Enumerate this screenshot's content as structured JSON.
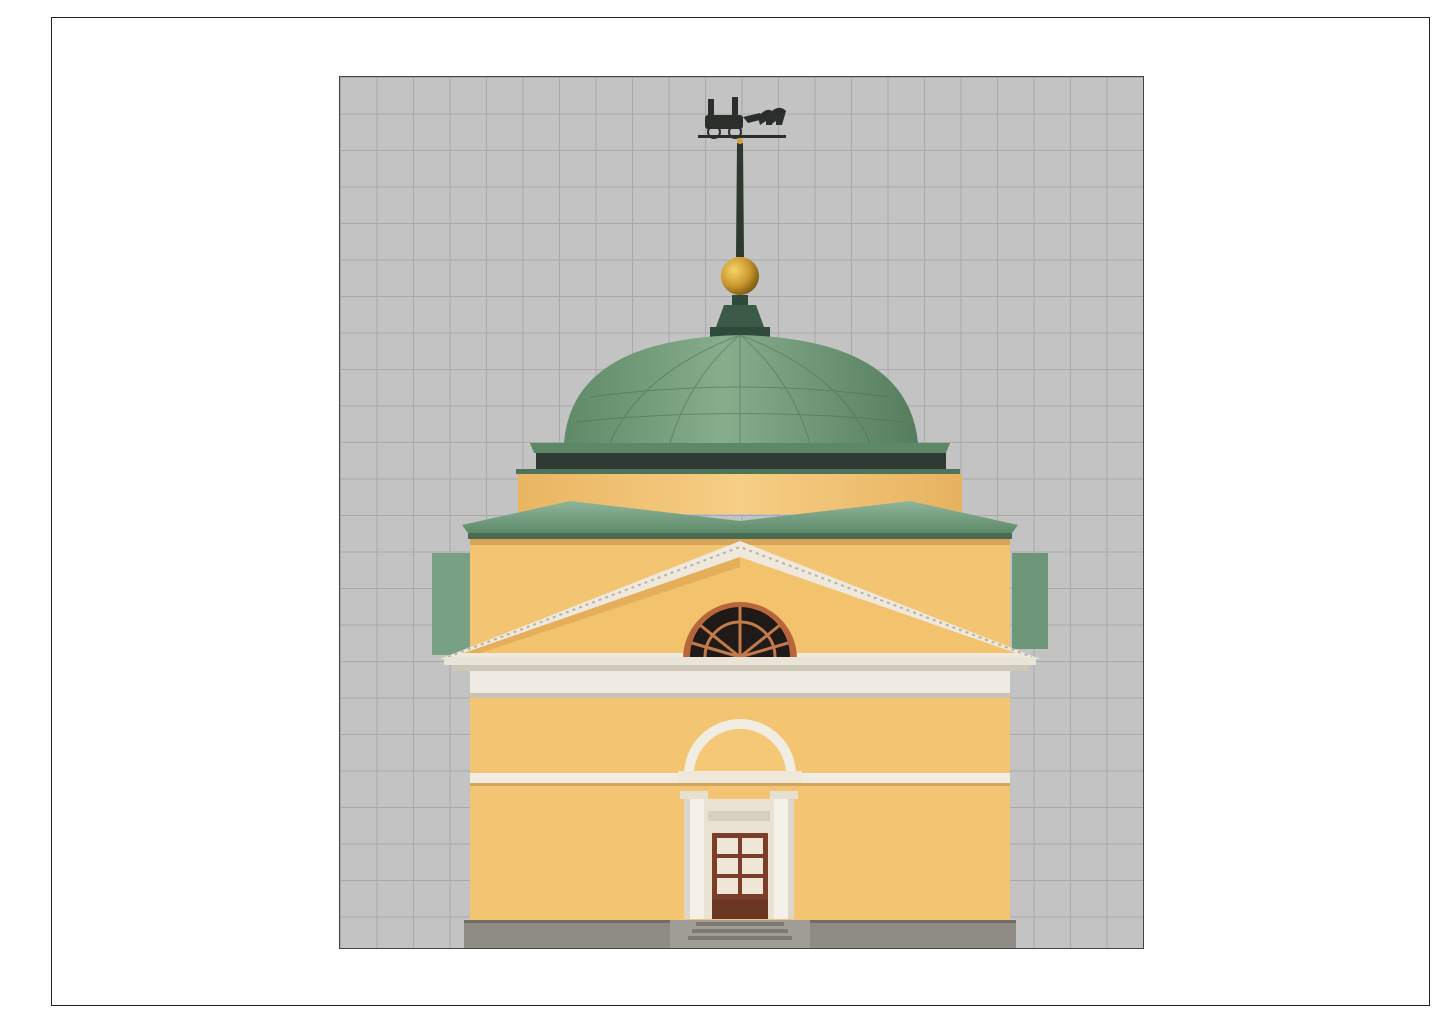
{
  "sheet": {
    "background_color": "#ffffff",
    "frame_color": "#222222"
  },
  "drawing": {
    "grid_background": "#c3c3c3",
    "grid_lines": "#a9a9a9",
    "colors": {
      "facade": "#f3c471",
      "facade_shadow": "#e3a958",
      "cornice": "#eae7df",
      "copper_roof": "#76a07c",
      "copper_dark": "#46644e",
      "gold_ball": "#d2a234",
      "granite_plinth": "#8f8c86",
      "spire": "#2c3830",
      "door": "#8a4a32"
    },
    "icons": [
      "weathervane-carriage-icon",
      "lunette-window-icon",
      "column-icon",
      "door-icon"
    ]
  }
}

_WORK TO COMPLETE_
Each entry gets copied exactly; the pictures stay out.

_IN RESPONSE_
Enumerate this screenshot's content as structured JSON.
{
  "sheet": {
    "background_color": "#ffffff",
    "frame_color": "#222222"
  },
  "drawing": {
    "grid_background": "#c3c3c3",
    "grid_lines": "#a9a9a9",
    "colors": {
      "facade": "#f3c471",
      "facade_shadow": "#e3a958",
      "cornice": "#eae7df",
      "copper_roof": "#76a07c",
      "copper_dark": "#46644e",
      "gold_ball": "#d2a234",
      "granite_plinth": "#8f8c86",
      "spire": "#2c3830",
      "door": "#8a4a32"
    },
    "icons": [
      "weathervane-carriage-icon",
      "lunette-window-icon",
      "column-icon",
      "door-icon"
    ]
  }
}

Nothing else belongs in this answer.